PROBLEM DETAILS> Copy every line of the data that includes the string "with".

Stored entries:
• • • •

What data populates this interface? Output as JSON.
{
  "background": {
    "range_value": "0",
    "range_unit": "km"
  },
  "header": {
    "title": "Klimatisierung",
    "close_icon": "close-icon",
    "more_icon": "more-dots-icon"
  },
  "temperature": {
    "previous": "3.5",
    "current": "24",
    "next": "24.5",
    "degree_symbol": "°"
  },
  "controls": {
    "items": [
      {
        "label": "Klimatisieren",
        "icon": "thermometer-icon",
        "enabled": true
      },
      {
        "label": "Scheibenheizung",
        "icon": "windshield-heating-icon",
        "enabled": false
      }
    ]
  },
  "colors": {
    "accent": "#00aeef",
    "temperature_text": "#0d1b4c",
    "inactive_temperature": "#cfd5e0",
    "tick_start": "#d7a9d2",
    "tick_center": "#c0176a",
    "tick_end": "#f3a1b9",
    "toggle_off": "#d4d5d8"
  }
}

• • • •

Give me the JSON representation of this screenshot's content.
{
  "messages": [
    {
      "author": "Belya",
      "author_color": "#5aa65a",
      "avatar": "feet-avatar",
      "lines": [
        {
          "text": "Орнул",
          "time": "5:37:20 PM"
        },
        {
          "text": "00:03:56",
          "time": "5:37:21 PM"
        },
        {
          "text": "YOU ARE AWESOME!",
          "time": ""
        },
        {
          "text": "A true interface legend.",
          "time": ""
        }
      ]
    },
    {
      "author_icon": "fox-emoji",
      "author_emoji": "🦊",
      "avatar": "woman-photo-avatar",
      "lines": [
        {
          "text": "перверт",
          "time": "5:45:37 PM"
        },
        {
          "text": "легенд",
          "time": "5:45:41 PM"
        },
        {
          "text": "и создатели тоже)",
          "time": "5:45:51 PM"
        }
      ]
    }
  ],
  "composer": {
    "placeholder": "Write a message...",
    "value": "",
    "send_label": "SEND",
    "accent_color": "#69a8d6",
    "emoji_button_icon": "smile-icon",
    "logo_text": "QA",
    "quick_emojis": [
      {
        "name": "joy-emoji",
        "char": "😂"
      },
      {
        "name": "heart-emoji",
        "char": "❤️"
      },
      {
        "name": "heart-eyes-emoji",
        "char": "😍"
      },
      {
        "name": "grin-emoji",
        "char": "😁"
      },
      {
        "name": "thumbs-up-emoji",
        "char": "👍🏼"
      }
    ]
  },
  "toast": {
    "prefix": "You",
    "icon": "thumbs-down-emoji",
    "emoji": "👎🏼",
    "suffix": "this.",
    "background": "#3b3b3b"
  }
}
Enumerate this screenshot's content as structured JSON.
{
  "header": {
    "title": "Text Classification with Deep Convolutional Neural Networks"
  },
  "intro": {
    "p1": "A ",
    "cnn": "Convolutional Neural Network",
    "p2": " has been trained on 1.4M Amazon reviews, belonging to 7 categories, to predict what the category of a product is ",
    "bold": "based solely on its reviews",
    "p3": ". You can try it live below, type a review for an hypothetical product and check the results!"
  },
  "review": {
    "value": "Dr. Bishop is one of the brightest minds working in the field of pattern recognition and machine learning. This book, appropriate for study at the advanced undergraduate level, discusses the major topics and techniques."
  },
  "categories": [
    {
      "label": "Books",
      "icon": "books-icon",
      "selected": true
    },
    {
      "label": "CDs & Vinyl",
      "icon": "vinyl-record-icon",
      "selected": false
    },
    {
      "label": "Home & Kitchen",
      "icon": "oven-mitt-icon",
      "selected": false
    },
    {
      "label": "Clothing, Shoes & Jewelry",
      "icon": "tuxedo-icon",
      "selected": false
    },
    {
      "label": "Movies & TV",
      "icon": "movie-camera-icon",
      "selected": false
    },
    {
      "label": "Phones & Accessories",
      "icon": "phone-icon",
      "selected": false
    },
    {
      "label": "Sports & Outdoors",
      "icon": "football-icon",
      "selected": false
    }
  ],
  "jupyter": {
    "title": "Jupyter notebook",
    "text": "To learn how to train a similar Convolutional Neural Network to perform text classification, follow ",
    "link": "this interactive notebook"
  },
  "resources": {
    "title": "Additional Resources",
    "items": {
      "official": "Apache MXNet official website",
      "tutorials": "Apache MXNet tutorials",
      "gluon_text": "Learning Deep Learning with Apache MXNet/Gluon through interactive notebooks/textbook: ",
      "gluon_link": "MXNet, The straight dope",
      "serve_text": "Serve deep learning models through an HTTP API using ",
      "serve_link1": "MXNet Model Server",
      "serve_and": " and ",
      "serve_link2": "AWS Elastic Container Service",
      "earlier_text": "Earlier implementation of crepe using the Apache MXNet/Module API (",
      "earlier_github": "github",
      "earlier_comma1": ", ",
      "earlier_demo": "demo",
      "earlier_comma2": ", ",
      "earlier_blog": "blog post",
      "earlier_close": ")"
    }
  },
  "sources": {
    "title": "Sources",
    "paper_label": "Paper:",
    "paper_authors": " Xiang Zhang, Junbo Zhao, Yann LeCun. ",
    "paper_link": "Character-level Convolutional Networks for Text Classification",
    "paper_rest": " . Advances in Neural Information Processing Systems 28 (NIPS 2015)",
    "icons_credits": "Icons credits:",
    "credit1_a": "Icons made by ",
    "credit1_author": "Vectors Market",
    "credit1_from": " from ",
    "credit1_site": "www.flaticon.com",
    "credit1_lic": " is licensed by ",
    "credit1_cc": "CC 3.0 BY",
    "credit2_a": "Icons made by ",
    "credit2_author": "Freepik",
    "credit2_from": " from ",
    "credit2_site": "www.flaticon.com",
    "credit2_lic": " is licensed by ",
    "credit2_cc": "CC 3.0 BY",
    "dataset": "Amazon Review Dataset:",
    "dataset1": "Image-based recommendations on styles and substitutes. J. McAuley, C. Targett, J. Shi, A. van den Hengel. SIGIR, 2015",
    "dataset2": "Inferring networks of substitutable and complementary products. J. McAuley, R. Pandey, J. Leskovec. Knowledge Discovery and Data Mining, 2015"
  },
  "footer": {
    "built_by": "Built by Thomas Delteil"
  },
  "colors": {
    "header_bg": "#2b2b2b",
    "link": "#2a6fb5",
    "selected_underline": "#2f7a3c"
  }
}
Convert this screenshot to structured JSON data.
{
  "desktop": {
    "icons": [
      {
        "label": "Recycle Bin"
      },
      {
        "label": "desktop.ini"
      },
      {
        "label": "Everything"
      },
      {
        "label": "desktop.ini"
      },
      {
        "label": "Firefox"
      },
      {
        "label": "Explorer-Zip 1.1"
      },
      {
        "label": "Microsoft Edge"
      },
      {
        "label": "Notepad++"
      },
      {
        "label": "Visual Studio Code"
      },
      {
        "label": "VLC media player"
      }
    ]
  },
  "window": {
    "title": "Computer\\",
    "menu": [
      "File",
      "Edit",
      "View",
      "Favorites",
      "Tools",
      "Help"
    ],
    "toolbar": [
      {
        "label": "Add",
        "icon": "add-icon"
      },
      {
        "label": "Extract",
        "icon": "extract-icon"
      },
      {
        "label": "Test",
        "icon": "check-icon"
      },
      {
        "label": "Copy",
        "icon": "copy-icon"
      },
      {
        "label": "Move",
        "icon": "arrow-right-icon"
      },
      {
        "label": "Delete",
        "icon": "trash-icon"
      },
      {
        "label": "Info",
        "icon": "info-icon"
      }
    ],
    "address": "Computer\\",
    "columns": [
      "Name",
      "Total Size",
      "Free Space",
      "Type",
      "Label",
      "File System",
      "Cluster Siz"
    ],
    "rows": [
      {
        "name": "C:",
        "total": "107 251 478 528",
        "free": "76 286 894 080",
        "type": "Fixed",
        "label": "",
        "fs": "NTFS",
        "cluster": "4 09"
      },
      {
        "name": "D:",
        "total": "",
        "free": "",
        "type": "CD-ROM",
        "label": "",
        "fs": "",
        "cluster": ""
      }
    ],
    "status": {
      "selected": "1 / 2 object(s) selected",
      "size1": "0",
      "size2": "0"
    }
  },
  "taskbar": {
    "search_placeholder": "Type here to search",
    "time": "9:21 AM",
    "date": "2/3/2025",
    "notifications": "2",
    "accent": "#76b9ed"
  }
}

• • • •

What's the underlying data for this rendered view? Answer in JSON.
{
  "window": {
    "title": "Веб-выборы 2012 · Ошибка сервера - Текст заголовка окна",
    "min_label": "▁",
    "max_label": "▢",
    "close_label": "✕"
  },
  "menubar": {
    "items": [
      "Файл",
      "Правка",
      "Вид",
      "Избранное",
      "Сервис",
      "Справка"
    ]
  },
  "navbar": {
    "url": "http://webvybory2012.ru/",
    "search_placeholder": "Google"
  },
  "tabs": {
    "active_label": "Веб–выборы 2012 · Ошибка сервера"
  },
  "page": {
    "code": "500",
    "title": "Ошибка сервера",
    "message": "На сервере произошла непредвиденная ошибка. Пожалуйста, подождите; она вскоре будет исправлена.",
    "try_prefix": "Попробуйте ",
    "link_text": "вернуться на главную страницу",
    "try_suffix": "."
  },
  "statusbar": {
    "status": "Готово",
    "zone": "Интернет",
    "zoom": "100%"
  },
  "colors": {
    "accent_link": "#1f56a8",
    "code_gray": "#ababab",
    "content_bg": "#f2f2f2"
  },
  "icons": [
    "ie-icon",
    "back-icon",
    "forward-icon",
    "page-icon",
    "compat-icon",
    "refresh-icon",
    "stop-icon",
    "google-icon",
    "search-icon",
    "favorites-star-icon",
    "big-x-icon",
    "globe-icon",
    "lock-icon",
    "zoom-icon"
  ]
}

• • • •

COMPLETED EXERCISE>
    "title": "Text Classification with Deep Convolutional Neural Networks"
      "gluon_text": "Learning Deep Learning with Apache MXNet/Gluon through interactive notebooks/textbook: ",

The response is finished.